_SET TASK_
Write out the material exactly, without any of its pictures.

_LISTED ENTRIES_
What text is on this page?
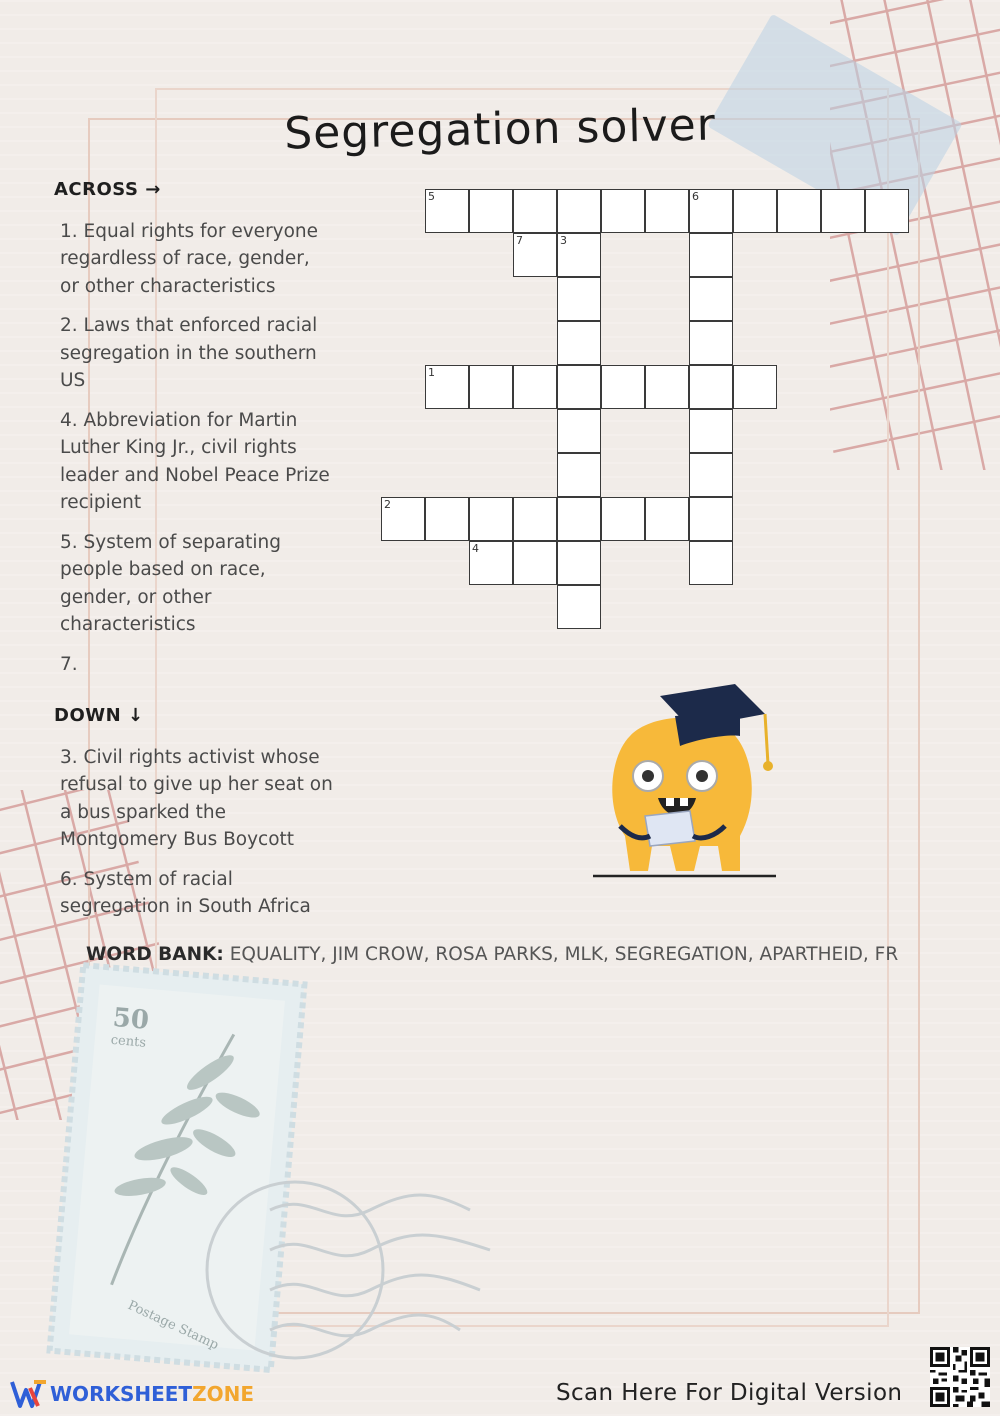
Segregation solver
ACROSS →
1. Equal rights for everyone regardless of race, gender, or other characteristics
2. Laws that enforced racial segregation in the southern US
4. Abbreviation for Martin Luther King Jr., civil rights leader and Nobel Peace Prize recipient
5. System of separating people based on race, gender, or other characteristics
7.
DOWN ↓
3. Civil rights activist whose refusal to give up her seat on a bus sparked the Montgomery Bus Boycott
6. System of racial segregation in South Africa
5	6
3
7
1
2
4
WORD BANK: EQUALITY, JIM CROW, ROSA PARKS, MLK, SEGREGATION, APARTHEID, FR
50
cents
Postage Stamp
WORKSHEET ZONE	Scan Here For Digital Version
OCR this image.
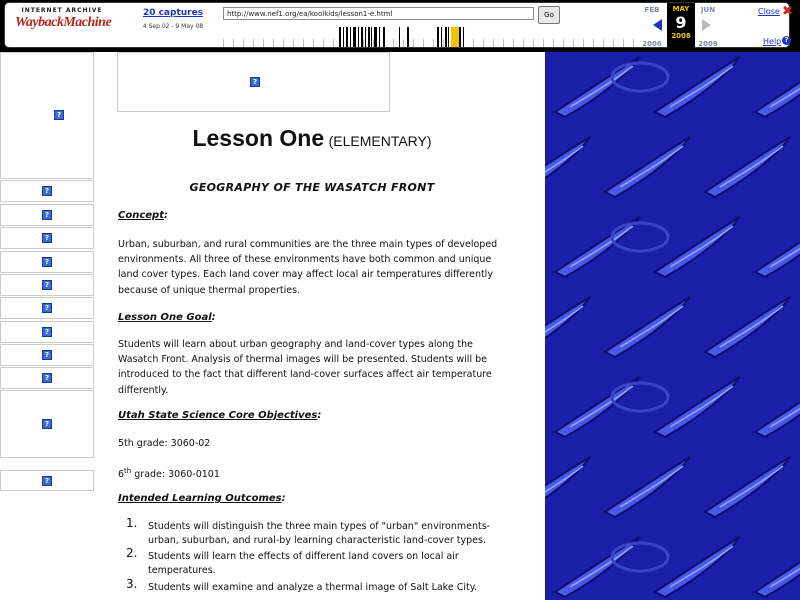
INTERNET ARCHIVE
WaybackMachine
20 captures
4 Sep 02 - 9 May 08
http://www.nef1.org/ea/koolkids/lesson1-e.html	Go
FEB
2006
MAY
9
2008
JUN
2009
Close ✖
Help ?
?
?
?
?
?
?
?
?
?
?
?
?
?
Lesson One (ELEMENTARY)
GEOGRAPHY OF THE WASATCH FRONT
Concept:
Urban, suburban, and rural communities are the three main types of developed environments. All three of these environments have both common and unique land cover types. Each land cover may affect local air temperatures differently because of unique thermal properties.
Lesson One Goal:
Students will learn about urban geography and land-cover types along the Wasatch Front. Analysis of thermal images will be presented. Students will be introduced to the fact that different land-cover surfaces affect air temperature differently.
Utah State Science Core Objectives:
5th grade: 3060-02
6th grade: 3060-0101
Intended Learning Outcomes:
1. Students will distinguish the three main types of "urban" environments-urban, suburban, and rural-by learning characteristic land-cover types.
2. Students will learn the effects of different land covers on local air temperatures.
3. Students will examine and analyze a thermal image of Salt Lake City.
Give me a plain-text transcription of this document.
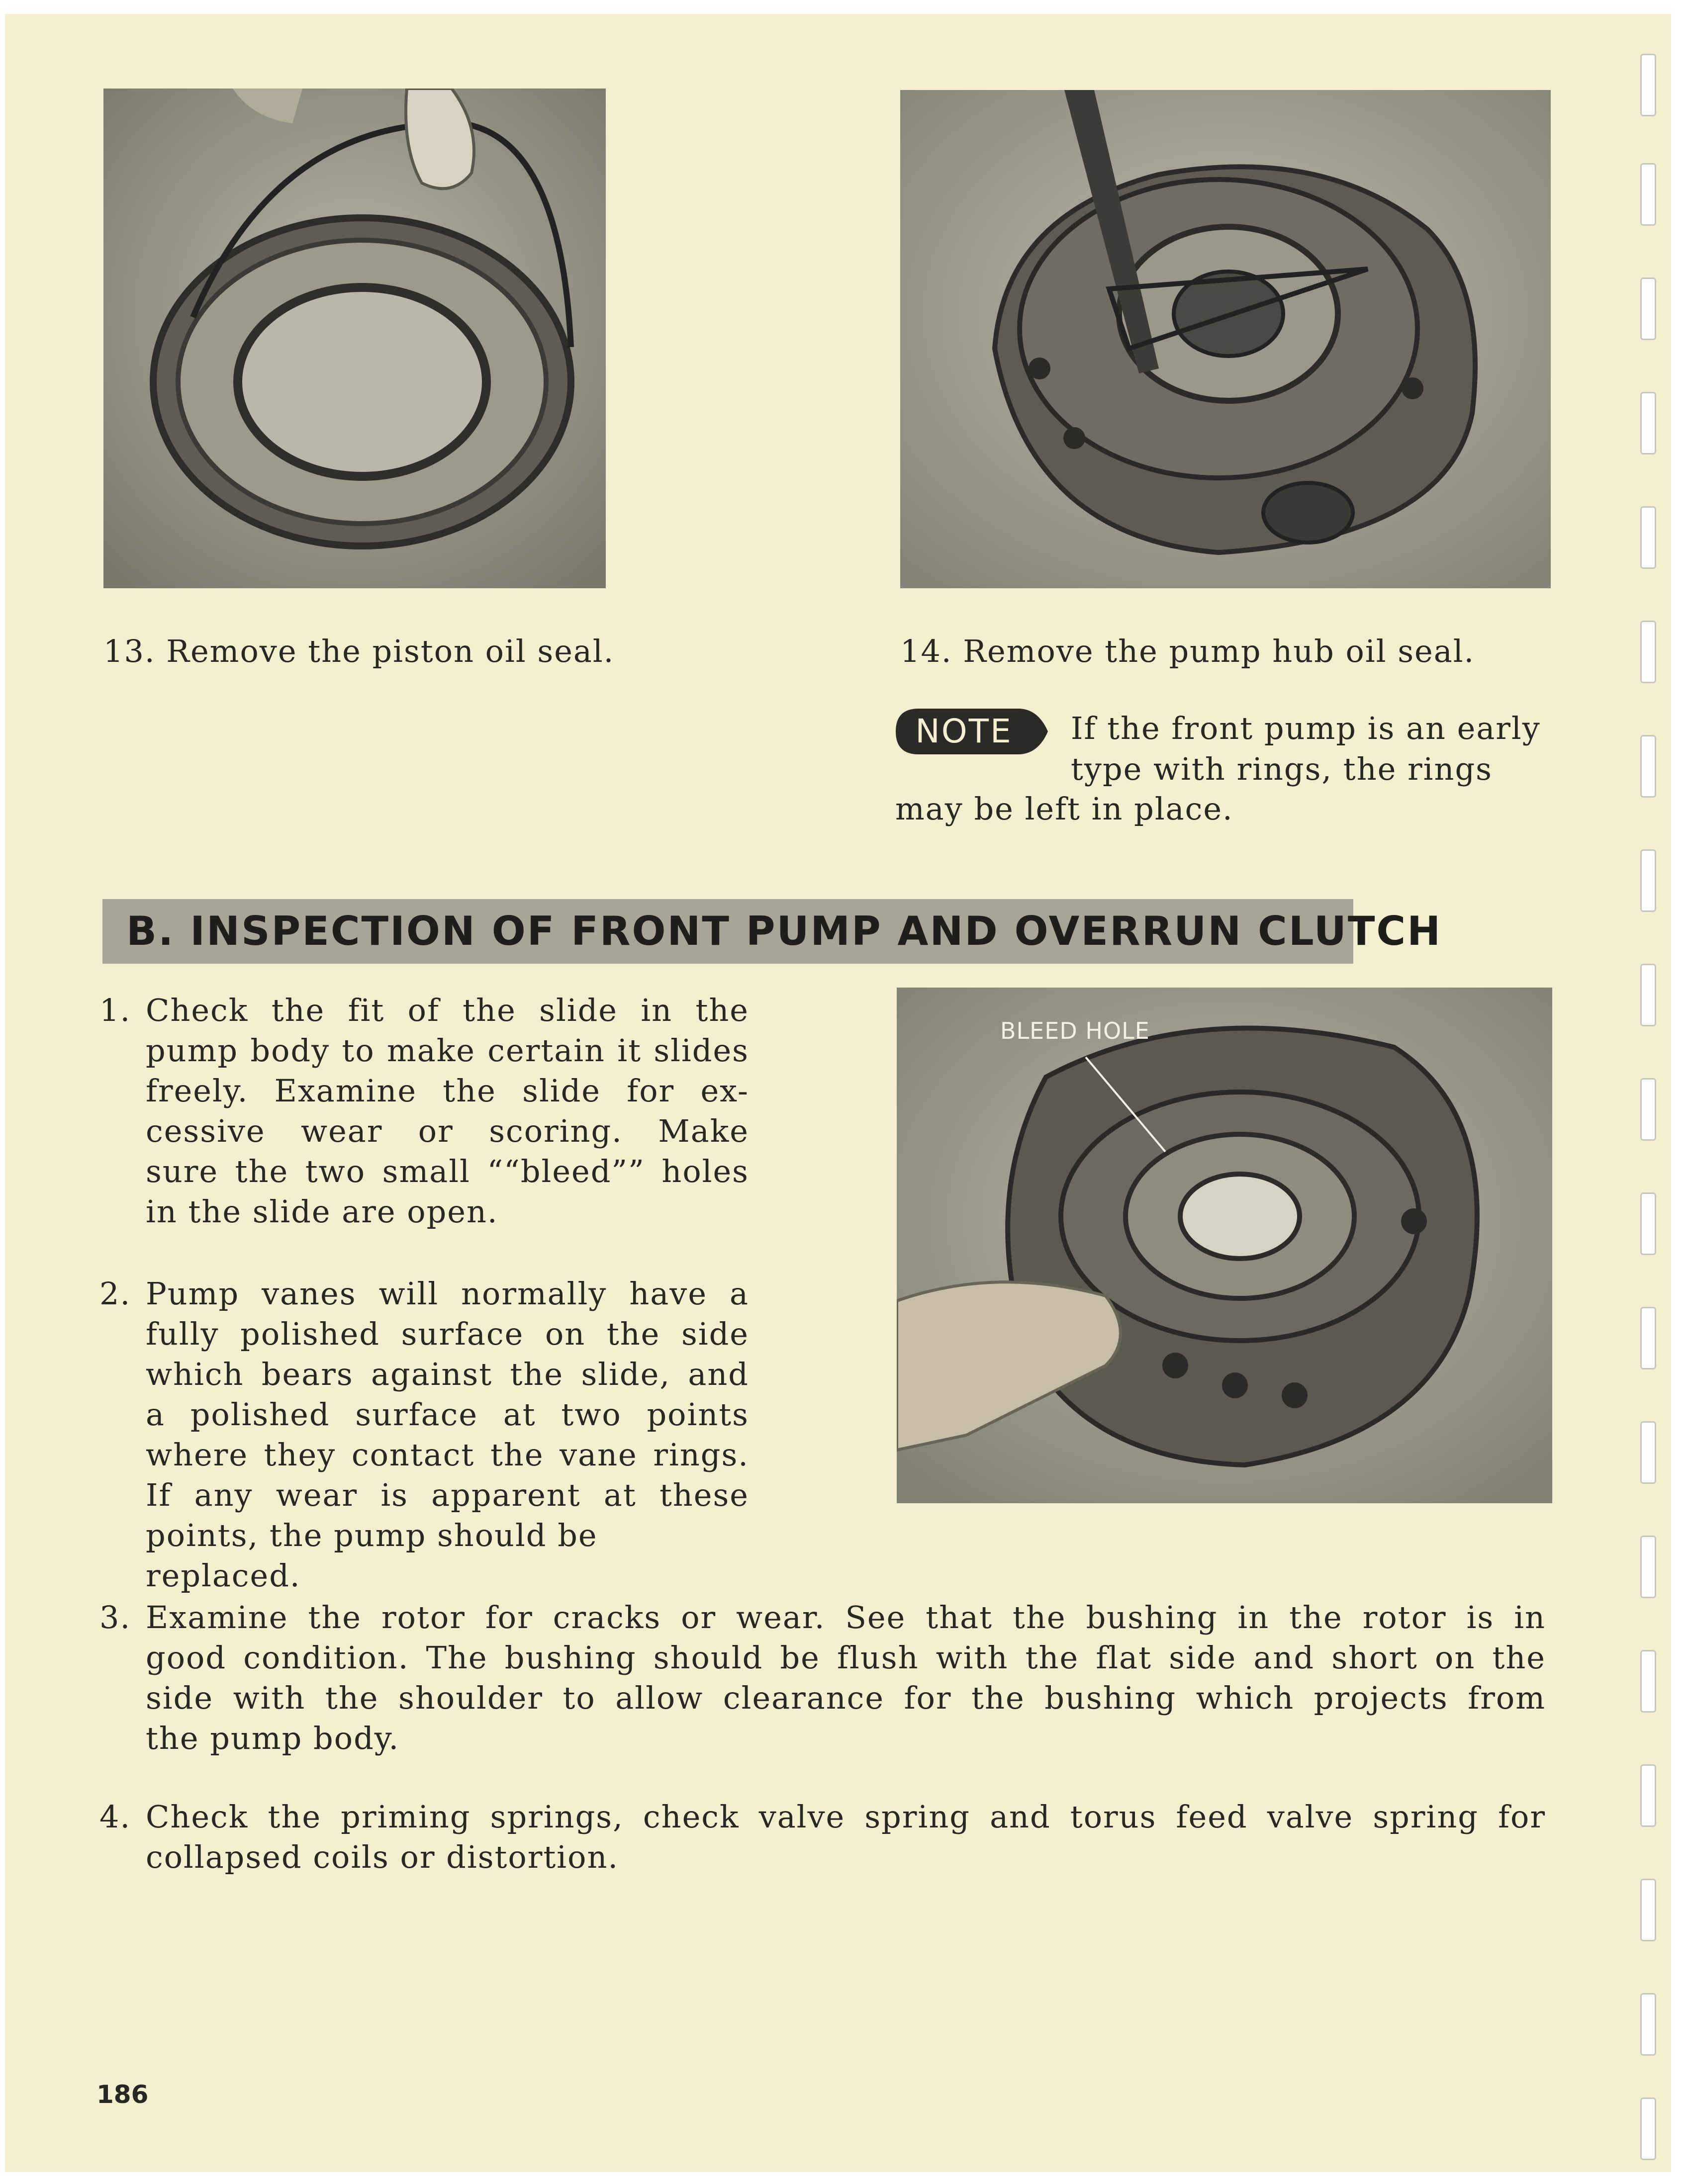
13. Remove the piston oil seal.	14. Remove the pump hub oil seal.
NOTE	If the front pump is an early
type with rings, the rings
may be left in place.
B. INSPECTION OF FRONT PUMP AND OVERRUN CLUTCH
1. Check the fit of the slide in the
pump body to make certain it slides
freely. Examine the slide for ex-
cessive wear or scoring. Make
sure the two small ““bleed”” holes
in the slide are open.
2. Pump vanes will normally have a
fully polished surface on the side
which bears against the slide, and
a polished surface at two points
where they contact the vane rings.
If any wear is apparent at these
points, the pump should be replaced.
BLEED HOLE
3. Examine the rotor for cracks or wear. See that the bushing in the rotor is in
good condition. The bushing should be flush with the flat side and short on the
side with the shoulder to allow clearance for the bushing which projects from
the pump body.
4. Check the priming springs, check valve spring and torus feed valve spring for
collapsed coils or distortion.
186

_RIGHT ANSWER_
What text is on this page?
Segregation solver
ACROSS →
1. Equal rights for everyone regardless of race, gender, or other characteristics
2. Laws that enforced racial segregation in the southern US
4. Abbreviation for Martin Luther King Jr., civil rights leader and Nobel Peace Prize recipient
5. System of separating people based on race, gender, or other characteristics
7.
DOWN ↓
3. Civil rights activist whose refusal to give up her seat on a bus sparked the Montgomery Bus Boycott
6. System of racial segregation in South Africa
5	6
3
7
1
2
4
WORD BANK: EQUALITY, JIM CROW, ROSA PARKS, MLK, SEGREGATION, APARTHEID, FR
50
cents
Postage Stamp
WORKSHEET ZONE	Scan Here For Digital Version
OCR this image.
INTERNET ARCHIVE
WaybackMachine
20 captures
4 Sep 02 - 9 May 08
http://www.nef1.org/ea/koolkids/lesson1-e.html	Go
FEB
2006
MAY
9
2008
JUN
2009
Close ✖
Help ?
?
?
?
?
?
?
?
?
?
?
?
?
?
Lesson One (ELEMENTARY)
GEOGRAPHY OF THE WASATCH FRONT
Concept:
Urban, suburban, and rural communities are the three main types of developed environments. All three of these environments have both common and unique land cover types. Each land cover may affect local air temperatures differently because of unique thermal properties.
Lesson One Goal:
Students will learn about urban geography and land-cover types along the Wasatch Front. Analysis of thermal images will be presented. Students will be introduced to the fact that different land-cover surfaces affect air temperature differently.
Utah State Science Core Objectives:
5th grade: 3060-02
6th grade: 3060-0101
Intended Learning Outcomes:
1. Students will distinguish the three main types of "urban" environments-urban, suburban, and rural-by learning characteristic land-cover types.
2. Students will learn the effects of different land covers on local air temperatures.
3. Students will examine and analyze a thermal image of Salt Lake City.
Give me a plain-text transcription of this document.
13. Remove the piston oil seal.	14. Remove the pump hub oil seal.
NOTE	If the front pump is an early
type with rings, the rings
may be left in place.
B. INSPECTION OF FRONT PUMP AND OVERRUN CLUTCH
1. Check the fit of the slide in the
pump body to make certain it slides
freely. Examine the slide for ex-
cessive wear or scoring. Make
sure the two small ““bleed”” holes
in the slide are open.
2. Pump vanes will normally have a
fully polished surface on the side
which bears against the slide, and
a polished surface at two points
where they contact the vane rings.
If any wear is apparent at these
points, the pump should be replaced.
BLEED HOLE
3. Examine the rotor for cracks or wear. See that the bushing in the rotor is in
good condition. The bushing should be flush with the flat side and short on the
side with the shoulder to allow clearance for the bushing which projects from
the pump body.
4. Check the priming springs, check valve spring and torus feed valve spring for
collapsed coils or distortion.
186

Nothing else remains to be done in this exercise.